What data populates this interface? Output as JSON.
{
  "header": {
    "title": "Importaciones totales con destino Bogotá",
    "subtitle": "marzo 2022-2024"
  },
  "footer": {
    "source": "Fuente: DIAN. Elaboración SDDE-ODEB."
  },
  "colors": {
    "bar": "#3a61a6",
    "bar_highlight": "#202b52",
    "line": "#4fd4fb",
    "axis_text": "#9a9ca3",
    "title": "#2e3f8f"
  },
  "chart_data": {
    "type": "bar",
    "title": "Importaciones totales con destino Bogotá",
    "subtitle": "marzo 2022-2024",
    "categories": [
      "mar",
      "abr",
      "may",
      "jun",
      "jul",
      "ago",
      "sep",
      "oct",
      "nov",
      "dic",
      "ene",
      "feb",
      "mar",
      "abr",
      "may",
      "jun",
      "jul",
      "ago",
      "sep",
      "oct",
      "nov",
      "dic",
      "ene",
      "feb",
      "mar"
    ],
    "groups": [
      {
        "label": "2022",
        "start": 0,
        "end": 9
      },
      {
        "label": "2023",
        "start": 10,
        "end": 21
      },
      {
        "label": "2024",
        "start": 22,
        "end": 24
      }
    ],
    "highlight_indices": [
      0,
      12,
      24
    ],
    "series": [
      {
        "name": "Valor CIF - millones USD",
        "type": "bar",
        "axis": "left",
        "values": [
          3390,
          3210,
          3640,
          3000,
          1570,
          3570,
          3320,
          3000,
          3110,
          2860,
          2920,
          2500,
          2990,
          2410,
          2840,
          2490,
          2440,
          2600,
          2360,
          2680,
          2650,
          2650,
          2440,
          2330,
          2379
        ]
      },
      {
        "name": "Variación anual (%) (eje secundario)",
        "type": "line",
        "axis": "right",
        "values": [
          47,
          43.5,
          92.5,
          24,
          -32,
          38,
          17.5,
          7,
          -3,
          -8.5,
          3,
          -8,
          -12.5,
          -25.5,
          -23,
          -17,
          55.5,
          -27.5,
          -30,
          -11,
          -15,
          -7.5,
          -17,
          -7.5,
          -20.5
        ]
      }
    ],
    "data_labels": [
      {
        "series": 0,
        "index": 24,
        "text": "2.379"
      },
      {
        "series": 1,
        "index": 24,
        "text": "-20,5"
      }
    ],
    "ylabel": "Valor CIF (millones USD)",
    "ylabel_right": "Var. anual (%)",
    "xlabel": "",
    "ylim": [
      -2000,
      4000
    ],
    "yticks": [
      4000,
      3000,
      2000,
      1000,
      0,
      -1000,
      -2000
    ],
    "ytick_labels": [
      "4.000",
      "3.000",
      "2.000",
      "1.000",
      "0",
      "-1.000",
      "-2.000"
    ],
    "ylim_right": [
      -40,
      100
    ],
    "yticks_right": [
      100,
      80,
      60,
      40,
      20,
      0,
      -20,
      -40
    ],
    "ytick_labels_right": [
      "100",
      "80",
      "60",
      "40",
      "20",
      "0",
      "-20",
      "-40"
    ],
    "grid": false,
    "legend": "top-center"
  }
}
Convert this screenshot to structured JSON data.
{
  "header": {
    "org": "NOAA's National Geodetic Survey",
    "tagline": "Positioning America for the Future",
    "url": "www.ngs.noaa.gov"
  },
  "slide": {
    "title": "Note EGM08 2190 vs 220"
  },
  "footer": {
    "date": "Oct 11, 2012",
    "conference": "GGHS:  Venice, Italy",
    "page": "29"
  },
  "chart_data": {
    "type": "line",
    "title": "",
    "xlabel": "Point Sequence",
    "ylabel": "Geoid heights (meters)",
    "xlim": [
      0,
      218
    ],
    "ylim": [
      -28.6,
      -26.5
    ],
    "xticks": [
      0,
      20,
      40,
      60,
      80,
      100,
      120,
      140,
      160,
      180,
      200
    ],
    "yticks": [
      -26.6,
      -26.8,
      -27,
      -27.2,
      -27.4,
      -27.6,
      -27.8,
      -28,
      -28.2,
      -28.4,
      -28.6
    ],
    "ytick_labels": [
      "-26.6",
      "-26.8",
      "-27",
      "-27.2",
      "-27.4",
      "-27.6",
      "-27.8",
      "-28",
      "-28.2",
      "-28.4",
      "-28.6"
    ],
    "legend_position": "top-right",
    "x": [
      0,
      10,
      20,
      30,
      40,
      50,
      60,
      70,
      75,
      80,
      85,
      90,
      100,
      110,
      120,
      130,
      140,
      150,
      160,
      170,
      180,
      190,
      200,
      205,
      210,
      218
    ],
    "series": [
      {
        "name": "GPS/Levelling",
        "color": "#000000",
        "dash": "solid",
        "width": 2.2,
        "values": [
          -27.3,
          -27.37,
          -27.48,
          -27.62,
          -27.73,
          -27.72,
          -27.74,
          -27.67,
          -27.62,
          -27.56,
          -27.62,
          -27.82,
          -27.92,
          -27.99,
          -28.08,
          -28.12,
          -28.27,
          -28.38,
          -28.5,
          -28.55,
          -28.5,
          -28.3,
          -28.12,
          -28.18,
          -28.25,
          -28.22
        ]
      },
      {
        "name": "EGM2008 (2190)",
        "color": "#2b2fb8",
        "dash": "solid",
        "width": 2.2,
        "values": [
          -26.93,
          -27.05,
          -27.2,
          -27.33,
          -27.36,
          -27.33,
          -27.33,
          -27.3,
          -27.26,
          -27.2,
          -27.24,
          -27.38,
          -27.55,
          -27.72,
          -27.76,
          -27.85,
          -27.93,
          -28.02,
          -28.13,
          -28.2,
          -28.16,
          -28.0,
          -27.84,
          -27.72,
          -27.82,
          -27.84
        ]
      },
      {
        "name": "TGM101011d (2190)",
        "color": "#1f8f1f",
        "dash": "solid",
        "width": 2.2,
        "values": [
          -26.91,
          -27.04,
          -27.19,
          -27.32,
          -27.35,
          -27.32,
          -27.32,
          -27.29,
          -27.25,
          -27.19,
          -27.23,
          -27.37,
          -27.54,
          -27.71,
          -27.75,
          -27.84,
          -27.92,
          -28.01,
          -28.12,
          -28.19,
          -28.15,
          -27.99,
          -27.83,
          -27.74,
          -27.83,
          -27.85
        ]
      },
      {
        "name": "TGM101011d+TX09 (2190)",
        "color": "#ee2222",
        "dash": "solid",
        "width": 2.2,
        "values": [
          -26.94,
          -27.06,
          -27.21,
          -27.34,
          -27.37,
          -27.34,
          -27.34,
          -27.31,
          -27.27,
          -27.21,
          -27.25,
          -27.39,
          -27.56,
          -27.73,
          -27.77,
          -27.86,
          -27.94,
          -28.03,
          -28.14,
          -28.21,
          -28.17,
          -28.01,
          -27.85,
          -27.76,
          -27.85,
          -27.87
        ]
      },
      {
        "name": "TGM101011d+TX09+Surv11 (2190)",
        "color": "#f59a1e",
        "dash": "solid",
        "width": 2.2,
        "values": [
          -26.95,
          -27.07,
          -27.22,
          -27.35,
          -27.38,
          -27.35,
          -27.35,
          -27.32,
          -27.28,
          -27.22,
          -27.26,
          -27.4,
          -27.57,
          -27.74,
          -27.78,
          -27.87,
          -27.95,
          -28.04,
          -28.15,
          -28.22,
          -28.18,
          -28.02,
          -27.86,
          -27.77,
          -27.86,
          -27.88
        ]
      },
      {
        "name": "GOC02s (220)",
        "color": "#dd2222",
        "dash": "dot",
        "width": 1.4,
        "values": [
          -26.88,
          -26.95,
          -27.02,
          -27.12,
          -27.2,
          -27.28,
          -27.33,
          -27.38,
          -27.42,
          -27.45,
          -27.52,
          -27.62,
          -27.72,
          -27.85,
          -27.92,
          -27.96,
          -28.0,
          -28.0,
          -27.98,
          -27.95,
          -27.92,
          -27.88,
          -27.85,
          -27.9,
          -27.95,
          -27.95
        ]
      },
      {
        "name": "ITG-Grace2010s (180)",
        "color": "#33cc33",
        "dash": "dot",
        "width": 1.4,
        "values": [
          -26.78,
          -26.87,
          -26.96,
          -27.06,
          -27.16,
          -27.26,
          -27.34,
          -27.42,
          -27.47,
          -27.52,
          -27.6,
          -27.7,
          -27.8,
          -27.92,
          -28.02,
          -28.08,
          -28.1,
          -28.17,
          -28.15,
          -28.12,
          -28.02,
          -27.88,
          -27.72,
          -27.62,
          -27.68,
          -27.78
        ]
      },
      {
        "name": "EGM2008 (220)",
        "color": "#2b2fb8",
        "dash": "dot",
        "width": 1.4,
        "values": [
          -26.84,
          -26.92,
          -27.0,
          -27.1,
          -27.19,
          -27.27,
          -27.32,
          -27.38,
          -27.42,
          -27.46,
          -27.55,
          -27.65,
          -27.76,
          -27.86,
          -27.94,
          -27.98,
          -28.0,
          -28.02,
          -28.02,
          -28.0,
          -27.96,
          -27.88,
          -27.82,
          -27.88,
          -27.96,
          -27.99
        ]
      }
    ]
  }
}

·····

What to do ▸
In the entries above, how many lines contain the word "Valor"? Answer with the number only.

Answer ▸
2